* Data supplied *
+ + +

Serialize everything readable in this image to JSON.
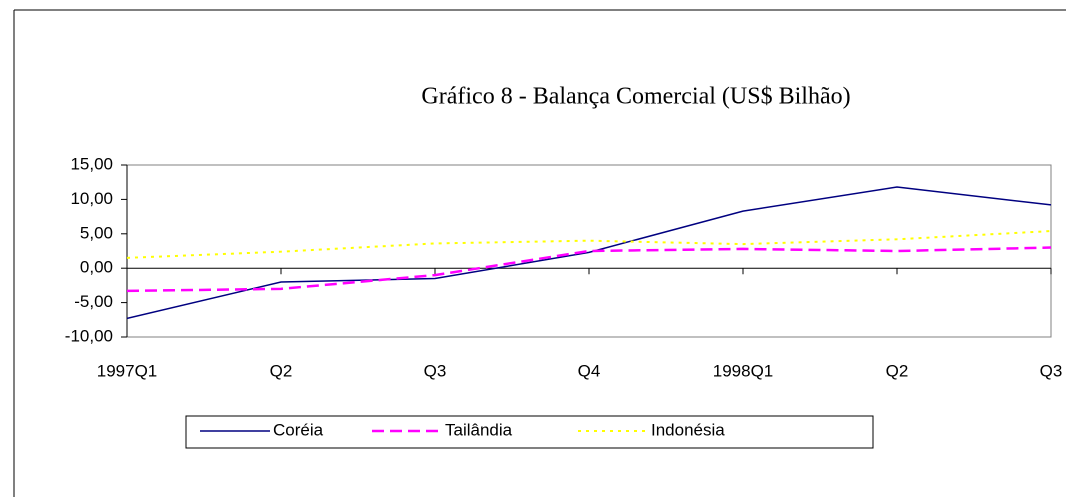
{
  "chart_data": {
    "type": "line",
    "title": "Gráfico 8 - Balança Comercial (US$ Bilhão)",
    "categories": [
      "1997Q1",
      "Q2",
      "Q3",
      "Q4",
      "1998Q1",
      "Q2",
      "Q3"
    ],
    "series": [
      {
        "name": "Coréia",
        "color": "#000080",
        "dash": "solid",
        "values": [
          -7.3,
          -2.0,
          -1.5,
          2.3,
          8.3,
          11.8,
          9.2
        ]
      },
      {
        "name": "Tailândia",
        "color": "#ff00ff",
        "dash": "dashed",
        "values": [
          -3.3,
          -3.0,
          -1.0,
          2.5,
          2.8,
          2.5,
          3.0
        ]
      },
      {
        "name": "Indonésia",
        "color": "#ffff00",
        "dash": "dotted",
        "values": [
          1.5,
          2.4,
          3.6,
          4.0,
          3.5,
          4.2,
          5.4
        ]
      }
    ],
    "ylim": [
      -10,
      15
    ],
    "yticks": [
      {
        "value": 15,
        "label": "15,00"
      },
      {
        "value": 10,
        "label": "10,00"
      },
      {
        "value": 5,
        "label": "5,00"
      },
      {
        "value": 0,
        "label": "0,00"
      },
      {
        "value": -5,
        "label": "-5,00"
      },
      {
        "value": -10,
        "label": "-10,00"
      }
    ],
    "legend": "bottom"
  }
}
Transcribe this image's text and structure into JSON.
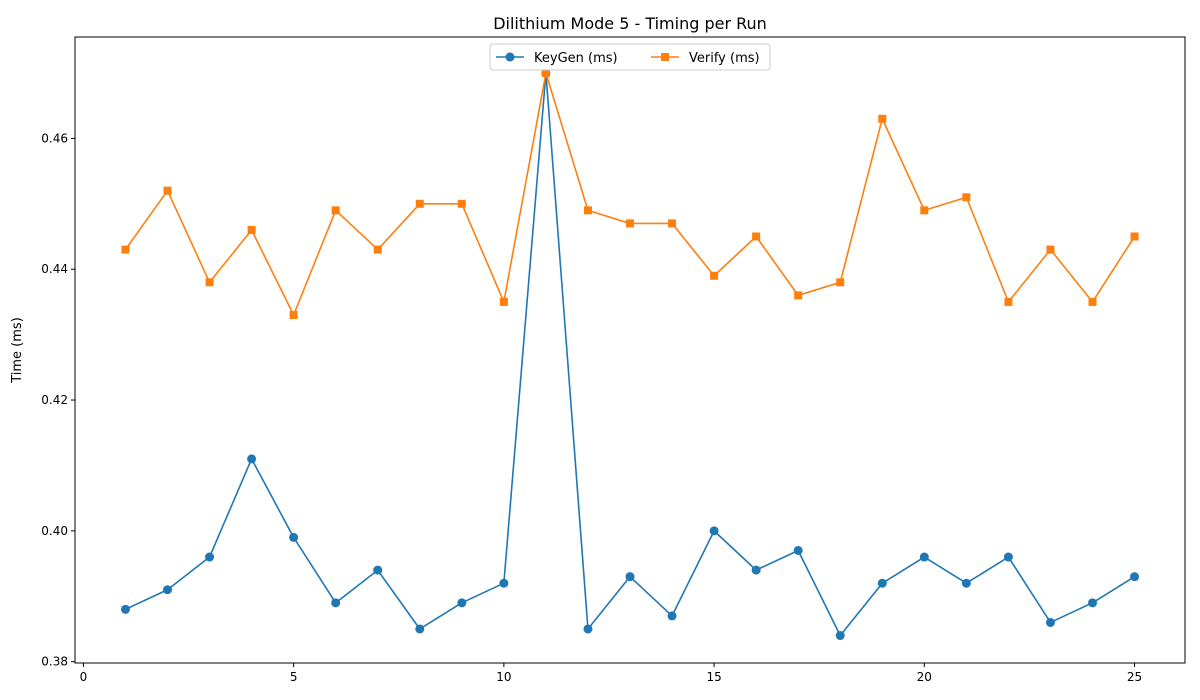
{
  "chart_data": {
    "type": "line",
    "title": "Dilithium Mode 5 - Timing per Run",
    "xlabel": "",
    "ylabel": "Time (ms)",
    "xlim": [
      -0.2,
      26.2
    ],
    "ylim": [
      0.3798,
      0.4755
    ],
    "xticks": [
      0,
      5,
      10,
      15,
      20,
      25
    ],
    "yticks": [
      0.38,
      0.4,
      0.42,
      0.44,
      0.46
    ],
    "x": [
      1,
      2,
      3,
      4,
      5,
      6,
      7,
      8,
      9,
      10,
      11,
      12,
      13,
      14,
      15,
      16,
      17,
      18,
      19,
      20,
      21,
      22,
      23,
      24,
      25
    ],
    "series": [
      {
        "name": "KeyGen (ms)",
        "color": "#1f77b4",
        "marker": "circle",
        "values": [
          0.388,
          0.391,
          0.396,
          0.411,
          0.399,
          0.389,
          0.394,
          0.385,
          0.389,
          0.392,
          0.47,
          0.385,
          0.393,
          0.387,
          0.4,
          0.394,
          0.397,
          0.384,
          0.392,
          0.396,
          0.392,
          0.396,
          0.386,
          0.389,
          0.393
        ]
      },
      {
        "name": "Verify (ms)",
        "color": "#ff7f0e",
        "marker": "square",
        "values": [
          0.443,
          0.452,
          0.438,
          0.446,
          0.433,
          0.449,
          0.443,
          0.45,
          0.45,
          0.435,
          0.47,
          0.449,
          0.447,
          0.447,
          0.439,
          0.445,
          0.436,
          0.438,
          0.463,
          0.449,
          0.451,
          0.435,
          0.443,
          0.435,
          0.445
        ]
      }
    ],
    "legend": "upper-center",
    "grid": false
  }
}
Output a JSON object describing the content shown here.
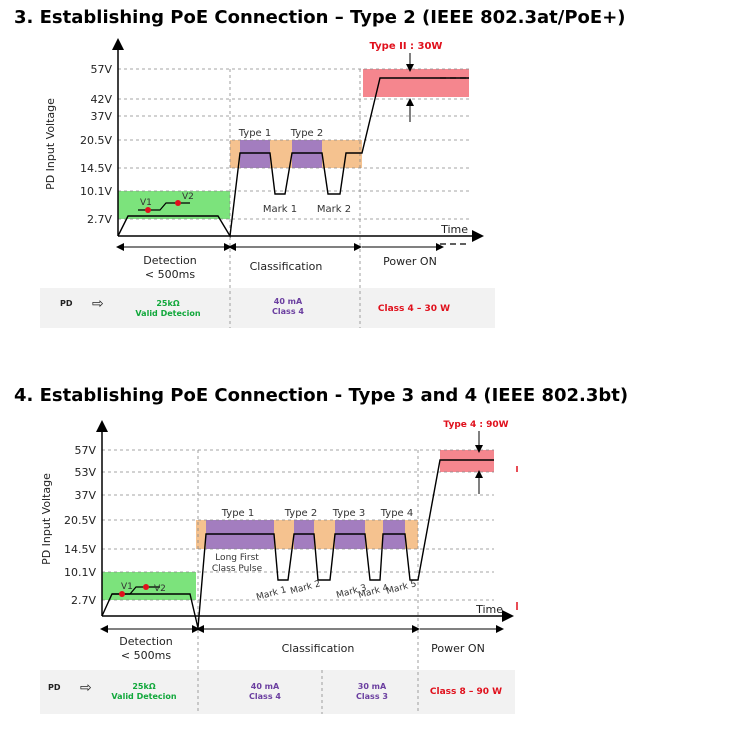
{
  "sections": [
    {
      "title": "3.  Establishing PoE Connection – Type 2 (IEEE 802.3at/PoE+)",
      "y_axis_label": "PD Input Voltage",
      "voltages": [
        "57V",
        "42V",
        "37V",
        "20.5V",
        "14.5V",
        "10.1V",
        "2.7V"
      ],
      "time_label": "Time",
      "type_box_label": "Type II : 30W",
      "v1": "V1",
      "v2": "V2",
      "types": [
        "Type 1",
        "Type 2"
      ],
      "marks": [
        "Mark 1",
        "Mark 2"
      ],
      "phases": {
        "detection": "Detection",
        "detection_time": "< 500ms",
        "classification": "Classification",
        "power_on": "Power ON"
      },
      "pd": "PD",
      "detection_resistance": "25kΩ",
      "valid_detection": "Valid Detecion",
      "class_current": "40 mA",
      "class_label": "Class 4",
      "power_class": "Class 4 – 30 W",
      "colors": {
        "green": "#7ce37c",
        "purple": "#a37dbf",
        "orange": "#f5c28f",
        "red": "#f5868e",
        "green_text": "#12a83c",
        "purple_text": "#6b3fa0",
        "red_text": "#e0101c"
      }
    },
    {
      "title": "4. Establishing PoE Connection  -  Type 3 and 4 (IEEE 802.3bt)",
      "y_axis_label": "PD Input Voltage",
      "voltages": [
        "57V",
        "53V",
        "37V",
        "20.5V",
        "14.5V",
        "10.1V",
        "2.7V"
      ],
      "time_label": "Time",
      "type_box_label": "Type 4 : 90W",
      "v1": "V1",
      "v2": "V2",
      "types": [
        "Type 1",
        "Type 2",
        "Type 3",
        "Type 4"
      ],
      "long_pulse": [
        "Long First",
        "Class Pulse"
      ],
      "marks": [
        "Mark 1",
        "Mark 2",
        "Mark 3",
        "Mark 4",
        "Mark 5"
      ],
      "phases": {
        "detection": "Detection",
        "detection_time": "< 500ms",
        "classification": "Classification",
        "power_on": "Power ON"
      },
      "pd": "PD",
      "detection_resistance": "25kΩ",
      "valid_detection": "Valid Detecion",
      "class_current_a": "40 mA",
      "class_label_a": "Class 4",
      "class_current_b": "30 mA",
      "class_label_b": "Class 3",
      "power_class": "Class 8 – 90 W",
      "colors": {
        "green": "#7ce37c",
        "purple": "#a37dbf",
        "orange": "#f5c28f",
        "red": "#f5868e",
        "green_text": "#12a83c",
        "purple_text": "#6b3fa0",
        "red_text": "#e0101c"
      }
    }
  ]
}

+ + +

* Exercise requirements *
Return all the entries word for word, but omit any pictures they contain.

* Result for this exercise *
Serialize everything readable in this image to JSON.
{
  "chart_data": {
    "type": "line",
    "title": "Gráfico 8 - Balança Comercial (US$ Bilhão)",
    "categories": [
      "1997Q1",
      "Q2",
      "Q3",
      "Q4",
      "1998Q1",
      "Q2",
      "Q3"
    ],
    "series": [
      {
        "name": "Coréia",
        "color": "#000080",
        "dash": "solid",
        "values": [
          -7.3,
          -2.0,
          -1.5,
          2.3,
          8.3,
          11.8,
          9.2
        ]
      },
      {
        "name": "Tailândia",
        "color": "#ff00ff",
        "dash": "dashed",
        "values": [
          -3.3,
          -3.0,
          -1.0,
          2.5,
          2.8,
          2.5,
          3.0
        ]
      },
      {
        "name": "Indonésia",
        "color": "#ffff00",
        "dash": "dotted",
        "values": [
          1.5,
          2.4,
          3.6,
          4.0,
          3.5,
          4.2,
          5.4
        ]
      }
    ],
    "ylim": [
      -10,
      15
    ],
    "yticks": [
      {
        "value": 15,
        "label": "15,00"
      },
      {
        "value": 10,
        "label": "10,00"
      },
      {
        "value": 5,
        "label": "5,00"
      },
      {
        "value": 0,
        "label": "0,00"
      },
      {
        "value": -5,
        "label": "-5,00"
      },
      {
        "value": -10,
        "label": "-10,00"
      }
    ],
    "legend": "bottom"
  }
}
Transcribe this image's text and structure into JSON.
{
  "chart_data": {
    "type": "line",
    "title": "Dilithium Mode 5 - Timing per Run",
    "xlabel": "",
    "ylabel": "Time (ms)",
    "xlim": [
      -0.2,
      26.2
    ],
    "ylim": [
      0.3798,
      0.4755
    ],
    "xticks": [
      0,
      5,
      10,
      15,
      20,
      25
    ],
    "yticks": [
      0.38,
      0.4,
      0.42,
      0.44,
      0.46
    ],
    "x": [
      1,
      2,
      3,
      4,
      5,
      6,
      7,
      8,
      9,
      10,
      11,
      12,
      13,
      14,
      15,
      16,
      17,
      18,
      19,
      20,
      21,
      22,
      23,
      24,
      25
    ],
    "series": [
      {
        "name": "KeyGen (ms)",
        "color": "#1f77b4",
        "marker": "circle",
        "values": [
          0.388,
          0.391,
          0.396,
          0.411,
          0.399,
          0.389,
          0.394,
          0.385,
          0.389,
          0.392,
          0.47,
          0.385,
          0.393,
          0.387,
          0.4,
          0.394,
          0.397,
          0.384,
          0.392,
          0.396,
          0.392,
          0.396,
          0.386,
          0.389,
          0.393
        ]
      },
      {
        "name": "Verify (ms)",
        "color": "#ff7f0e",
        "marker": "square",
        "values": [
          0.443,
          0.452,
          0.438,
          0.446,
          0.433,
          0.449,
          0.443,
          0.45,
          0.45,
          0.435,
          0.47,
          0.449,
          0.447,
          0.447,
          0.439,
          0.445,
          0.436,
          0.438,
          0.463,
          0.449,
          0.451,
          0.435,
          0.443,
          0.435,
          0.445
        ]
      }
    ],
    "legend": "upper-center",
    "grid": false
  }
}
Output a JSON object describing the content shown here.
{
  "sections": [
    {
      "title": "3.  Establishing PoE Connection – Type 2 (IEEE 802.3at/PoE+)",
      "y_axis_label": "PD Input Voltage",
      "voltages": [
        "57V",
        "42V",
        "37V",
        "20.5V",
        "14.5V",
        "10.1V",
        "2.7V"
      ],
      "time_label": "Time",
      "type_box_label": "Type II : 30W",
      "v1": "V1",
      "v2": "V2",
      "types": [
        "Type 1",
        "Type 2"
      ],
      "marks": [
        "Mark 1",
        "Mark 2"
      ],
      "phases": {
        "detection": "Detection",
        "detection_time": "< 500ms",
        "classification": "Classification",
        "power_on": "Power ON"
      },
      "pd": "PD",
      "detection_resistance": "25kΩ",
      "valid_detection": "Valid Detecion",
      "class_current": "40 mA",
      "class_label": "Class 4",
      "power_class": "Class 4 – 30 W",
      "colors": {
        "green": "#7ce37c",
        "purple": "#a37dbf",
        "orange": "#f5c28f",
        "red": "#f5868e",
        "green_text": "#12a83c",
        "purple_text": "#6b3fa0",
        "red_text": "#e0101c"
      }
    },
    {
      "title": "4. Establishing PoE Connection  -  Type 3 and 4 (IEEE 802.3bt)",
      "y_axis_label": "PD Input Voltage",
      "voltages": [
        "57V",
        "53V",
        "37V",
        "20.5V",
        "14.5V",
        "10.1V",
        "2.7V"
      ],
      "time_label": "Time",
      "type_box_label": "Type 4 : 90W",
      "v1": "V1",
      "v2": "V2",
      "types": [
        "Type 1",
        "Type 2",
        "Type 3",
        "Type 4"
      ],
      "long_pulse": [
        "Long First",
        "Class Pulse"
      ],
      "marks": [
        "Mark 1",
        "Mark 2",
        "Mark 3",
        "Mark 4",
        "Mark 5"
      ],
      "phases": {
        "detection": "Detection",
        "detection_time": "< 500ms",
        "classification": "Classification",
        "power_on": "Power ON"
      },
      "pd": "PD",
      "detection_resistance": "25kΩ",
      "valid_detection": "Valid Detecion",
      "class_current_a": "40 mA",
      "class_label_a": "Class 4",
      "class_current_b": "30 mA",
      "class_label_b": "Class 3",
      "power_class": "Class 8 – 90 W",
      "colors": {
        "green": "#7ce37c",
        "purple": "#a37dbf",
        "orange": "#f5c28f",
        "red": "#f5868e",
        "green_text": "#12a83c",
        "purple_text": "#6b3fa0",
        "red_text": "#e0101c"
      }
    }
  ]
}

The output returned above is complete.